— WHAT THE EXERCISE ASKS —
Reproduce every line of the material below word for word, omitting the pictures.

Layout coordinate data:
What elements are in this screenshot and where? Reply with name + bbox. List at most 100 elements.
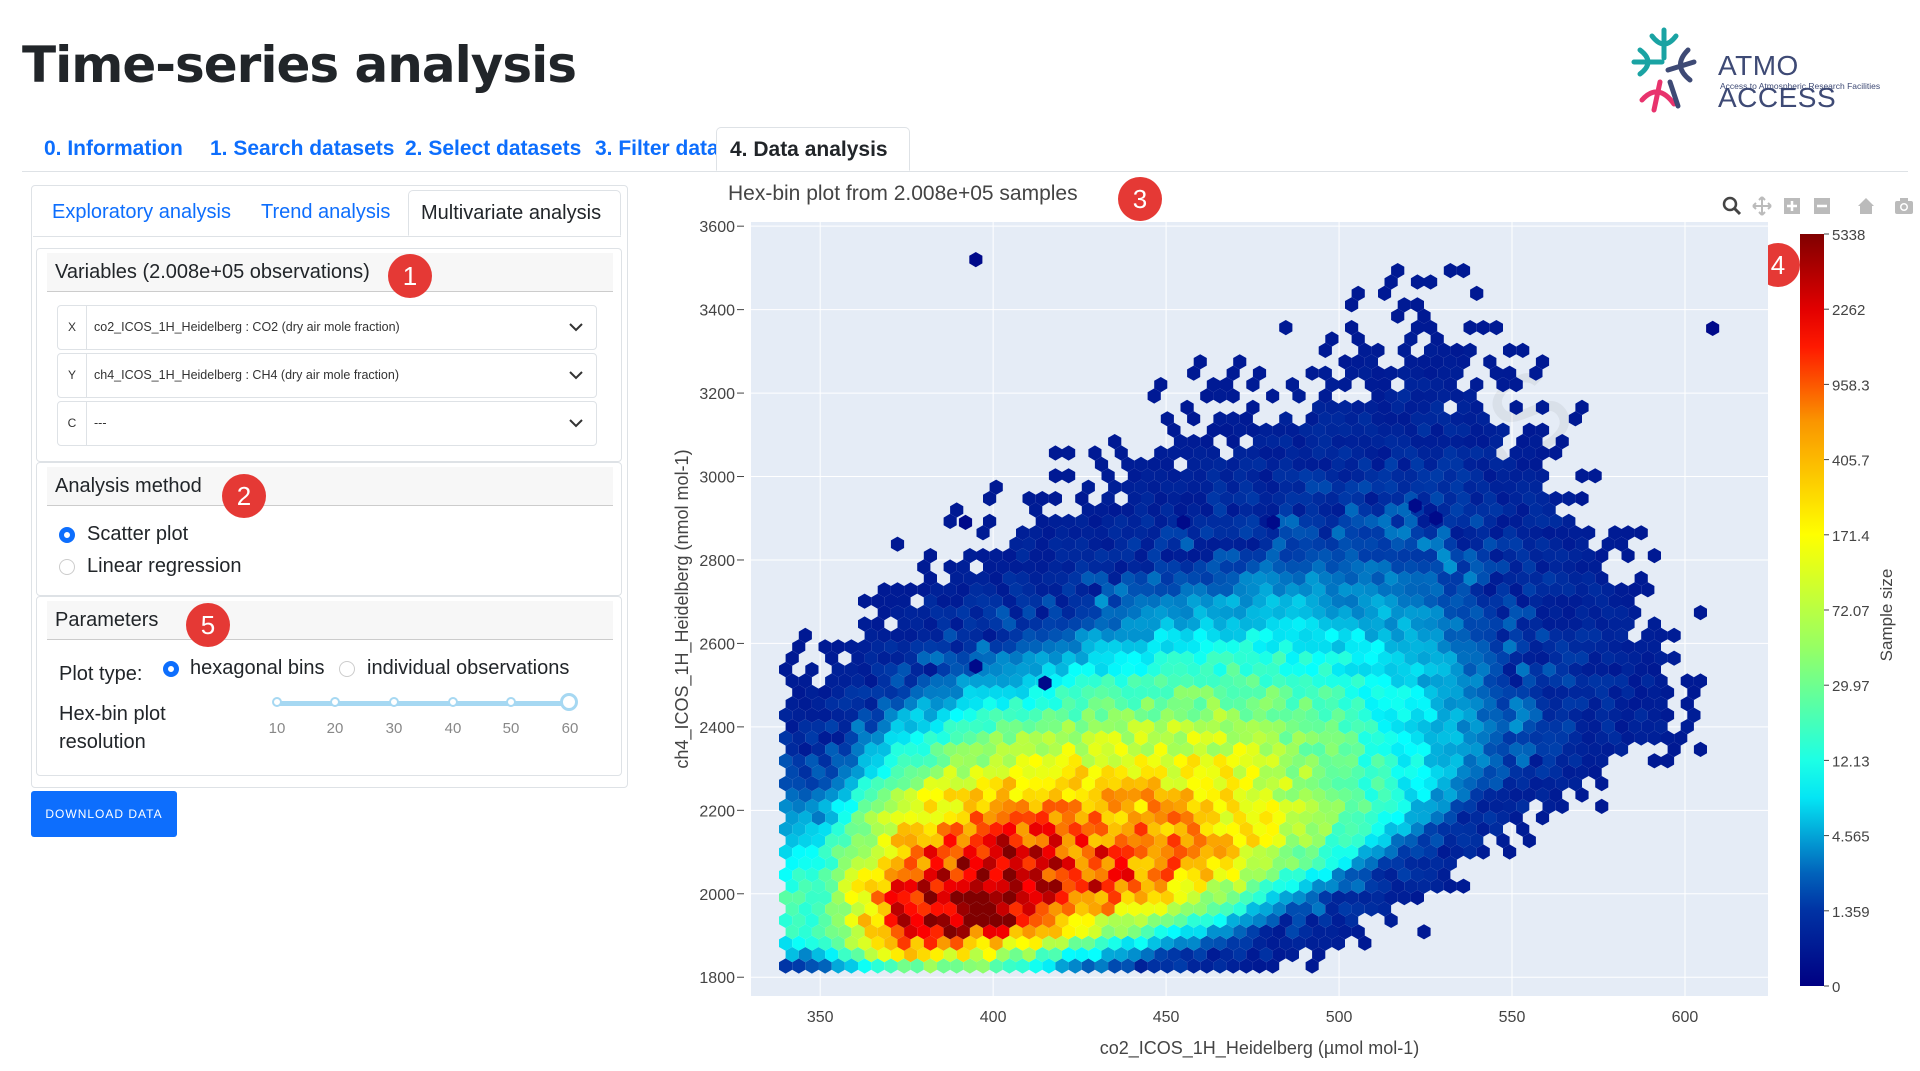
hexbin-cell [1213,684,1227,700]
hexbin-cell [1134,548,1148,564]
hexbin-cell [956,627,970,643]
tab-information[interactable]: 0. Information [44,137,183,160]
hexbin-cell [805,912,819,928]
tab-multivariate-analysis[interactable]: Multivariate analysis [408,190,621,236]
individual-observations-label[interactable]: individual observations [367,657,570,679]
slider-dot[interactable] [330,697,340,707]
hexbin-cell [1246,787,1260,803]
hexbin-cell [1384,821,1398,837]
hexbin-cell [1068,844,1082,860]
hexbin-cell [798,719,812,735]
hexbin-cell [1081,844,1095,860]
hexbin-cell [1404,331,1418,347]
y-variable-select[interactable]: Y ch4_ICOS_1H_Heidelberg : CH4 (dry air … [57,353,597,398]
hexbin-cell [1009,764,1023,780]
hexbin-cell [864,673,878,689]
hexbin-cell [1378,787,1392,803]
hexagonal-bins-radio[interactable] [163,661,179,677]
hexbin-cell [1035,696,1049,712]
hexbin-cell [1226,570,1240,586]
hexbin-cell [864,764,878,780]
download-data-button[interactable]: DOWNLOAD DATA [31,791,177,837]
linear-regression-label[interactable]: Linear regression [87,555,242,577]
hexbin-cell [1173,730,1188,746]
hexbin-cell [1621,684,1635,700]
hexbin-cell [1266,388,1280,404]
hexbin-cell [1141,673,1155,689]
hexbin-cell [937,821,951,837]
camera-icon[interactable] [1894,196,1914,216]
hexbin-cell [1489,365,1503,381]
c-variable-select[interactable]: C --- [57,401,597,446]
hexbin-cell [1345,548,1359,564]
chevron-down-icon[interactable] [568,369,584,381]
hexbin-cell [858,798,872,814]
hexbin-cell [1364,399,1378,415]
hexbin-cell [1555,570,1569,586]
hexbin-cell [1022,696,1036,712]
hexagonal-bins-label[interactable]: hexagonal bins [190,657,325,679]
hexbin-cell [1154,673,1168,689]
zoom-icon[interactable] [1722,196,1742,216]
hexbin-cell [1404,810,1418,826]
hexbin-cell [1437,821,1451,837]
hexbin-cell [1318,365,1332,381]
hexbin-cell [1141,491,1155,507]
zoom-in-icon[interactable] [1782,196,1802,216]
scatter-plot-radio[interactable] [59,527,75,543]
scatter-plot-label[interactable]: Scatter plot [87,523,189,545]
colorbar-tick-label: 29.97 [1832,678,1870,695]
hexbin-cell [1180,855,1194,871]
hexbin-cell [1391,764,1405,780]
hexbin-cell [917,605,931,621]
linear-regression-radio[interactable] [59,559,75,575]
resolution-slider-track[interactable] [277,701,570,706]
chevron-down-icon[interactable] [568,417,584,429]
x-variable-select[interactable]: X co2_ICOS_1H_Heidelberg : CO2 (dry air … [57,305,597,350]
home-icon[interactable] [1856,196,1876,216]
slider-dot[interactable] [389,697,399,707]
hexbin-cell [1345,434,1359,450]
hexbin-cell [1410,479,1424,495]
hexbin-cell [897,616,911,632]
hexbin-cell [864,833,878,849]
hexbin-cell [1470,445,1484,461]
hexbin-cell [1009,536,1023,552]
tab-trend-analysis[interactable]: Trend analysis [261,201,391,223]
slider-dot[interactable] [272,697,282,707]
tab-data-analysis[interactable]: 4. Data analysis [716,127,910,171]
zoom-out-icon[interactable] [1812,196,1832,216]
hexbin-cell [1029,662,1043,678]
hexbin-cell [904,719,918,735]
hexbin-cell [969,901,983,917]
hexbin-cell [1147,593,1161,609]
hexbin-cell [1233,559,1247,575]
tab-select-datasets[interactable]: 2. Select datasets [405,137,582,160]
hexbin-cell [937,639,951,655]
hexbin-cell [1404,491,1418,507]
slider-dot[interactable] [506,697,516,707]
hexbin-cell [1358,776,1372,792]
pan-icon[interactable] [1752,196,1772,216]
resolution-slider-handle[interactable] [560,693,578,711]
hexbin-cell [1608,707,1622,723]
chevron-down-icon[interactable] [568,321,584,333]
hexbin-cell [1141,855,1155,871]
individual-observations-radio[interactable] [339,661,355,677]
hexbin-cell [1470,741,1484,757]
hexbin-cell [1595,570,1609,586]
hexbin-cell [1272,696,1286,712]
tab-search-datasets[interactable]: 1. Search datasets [210,137,395,160]
tab-filter-data[interactable]: 3. Filter data [595,137,719,160]
analysis-subtabs: Exploratory analysis Trend analysis Mult… [33,190,621,237]
hexbin-cell [1331,684,1345,700]
hexbin-cell [1062,536,1076,552]
hexbin-cell [1364,787,1378,803]
hexbin-cell [917,855,931,871]
hexbin-cell [910,844,924,860]
hexbin-cell [1476,753,1490,769]
tab-exploratory-analysis[interactable]: Exploratory analysis [52,201,231,223]
hexbin-cell [779,844,793,860]
hexbin-cell [1167,719,1181,735]
slider-dot[interactable] [448,697,458,707]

— SOLUTION —
What elements are in this screenshot and where? Reply with name + bbox. List at most 100 elements.
hexbin-cell [1213,684,1227,700]
hexbin-cell [1134,548,1148,564]
hexbin-cell [956,627,970,643]
tab-information[interactable]: 0. Information [44,137,183,160]
hexbin-cell [805,912,819,928]
tab-multivariate-analysis[interactable]: Multivariate analysis [408,190,621,236]
individual-observations-label[interactable]: individual observations [367,657,570,679]
slider-dot[interactable] [330,697,340,707]
hexbin-cell [1246,787,1260,803]
hexbin-cell [1384,821,1398,837]
hexbin-cell [1068,844,1082,860]
hexbin-cell [798,719,812,735]
hexbin-cell [1081,844,1095,860]
hexbin-cell [1404,331,1418,347]
y-variable-select[interactable]: Y ch4_ICOS_1H_Heidelberg : CH4 (dry air … [57,353,597,398]
hexbin-cell [1009,764,1023,780]
hexbin-cell [864,673,878,689]
hexbin-cell [1378,787,1392,803]
hexagonal-bins-radio[interactable] [163,661,179,677]
hexbin-cell [1035,696,1049,712]
hexbin-cell [1226,570,1240,586]
hexbin-cell [864,764,878,780]
download-data-button[interactable]: DOWNLOAD DATA [31,791,177,837]
linear-regression-label[interactable]: Linear regression [87,555,242,577]
hexbin-cell [1173,730,1188,746]
hexbin-cell [1621,684,1635,700]
hexbin-cell [1266,388,1280,404]
hexbin-cell [1141,673,1155,689]
hexbin-cell [937,821,951,837]
camera-icon[interactable] [1894,196,1914,216]
hexbin-cell [1489,365,1503,381]
c-variable-select[interactable]: C --- [57,401,597,446]
hexbin-cell [1345,548,1359,564]
chevron-down-icon[interactable] [568,369,584,381]
hexbin-cell [858,798,872,814]
hexbin-cell [1364,399,1378,415]
hexbin-cell [1555,570,1569,586]
hexbin-cell [1022,696,1036,712]
hexagonal-bins-label[interactable]: hexagonal bins [190,657,325,679]
hexbin-cell [1154,673,1168,689]
zoom-icon[interactable] [1722,196,1742,216]
hexbin-cell [1404,810,1418,826]
hexbin-cell [1437,821,1451,837]
hexbin-cell [1318,365,1332,381]
hexbin-cell [1141,491,1155,507]
zoom-in-icon[interactable] [1782,196,1802,216]
scatter-plot-radio[interactable] [59,527,75,543]
scatter-plot-label[interactable]: Scatter plot [87,523,189,545]
colorbar-tick-label: 29.97 [1832,678,1870,695]
hexbin-cell [1180,855,1194,871]
hexbin-cell [1391,764,1405,780]
hexbin-cell [917,605,931,621]
linear-regression-radio[interactable] [59,559,75,575]
resolution-slider-track[interactable] [277,701,570,706]
chevron-down-icon[interactable] [568,417,584,429]
x-variable-select[interactable]: X co2_ICOS_1H_Heidelberg : CO2 (dry air … [57,305,597,350]
home-icon[interactable] [1856,196,1876,216]
slider-dot[interactable] [389,697,399,707]
hexbin-cell [1345,434,1359,450]
hexbin-cell [1410,479,1424,495]
hexbin-cell [897,616,911,632]
hexbin-cell [864,833,878,849]
hexbin-cell [1470,445,1484,461]
hexbin-cell [1009,536,1023,552]
tab-trend-analysis[interactable]: Trend analysis [261,201,391,223]
slider-dot[interactable] [272,697,282,707]
tab-data-analysis[interactable]: 4. Data analysis [716,127,910,171]
zoom-out-icon[interactable] [1812,196,1832,216]
hexbin-cell [1029,662,1043,678]
hexbin-cell [904,719,918,735]
hexbin-cell [969,901,983,917]
hexbin-cell [1147,593,1161,609]
hexbin-cell [1233,559,1247,575]
tab-select-datasets[interactable]: 2. Select datasets [405,137,582,160]
hexbin-cell [937,639,951,655]
hexbin-cell [1404,491,1418,507]
slider-dot[interactable] [506,697,516,707]
hexbin-cell [1358,776,1372,792]
pan-icon[interactable] [1752,196,1772,216]
resolution-slider-handle[interactable] [560,693,578,711]
hexbin-cell [1608,707,1622,723]
chevron-down-icon[interactable] [568,321,584,333]
hexbin-cell [1141,855,1155,871]
individual-observations-radio[interactable] [339,661,355,677]
hexbin-cell [1470,741,1484,757]
hexbin-cell [1595,570,1609,586]
hexbin-cell [1272,696,1286,712]
tab-search-datasets[interactable]: 1. Search datasets [210,137,395,160]
tab-filter-data[interactable]: 3. Filter data [595,137,719,160]
analysis-subtabs: Exploratory analysis Trend analysis Mult… [33,190,621,237]
hexbin-cell [1331,684,1345,700]
hexbin-cell [1062,536,1076,552]
hexbin-cell [1364,787,1378,803]
hexbin-cell [917,855,931,871]
hexbin-cell [910,844,924,860]
hexbin-cell [1476,753,1490,769]
tab-exploratory-analysis[interactable]: Exploratory analysis [52,201,231,223]
hexbin-cell [779,844,793,860]
hexbin-cell [1167,719,1181,735]
slider-dot[interactable] [448,697,458,707]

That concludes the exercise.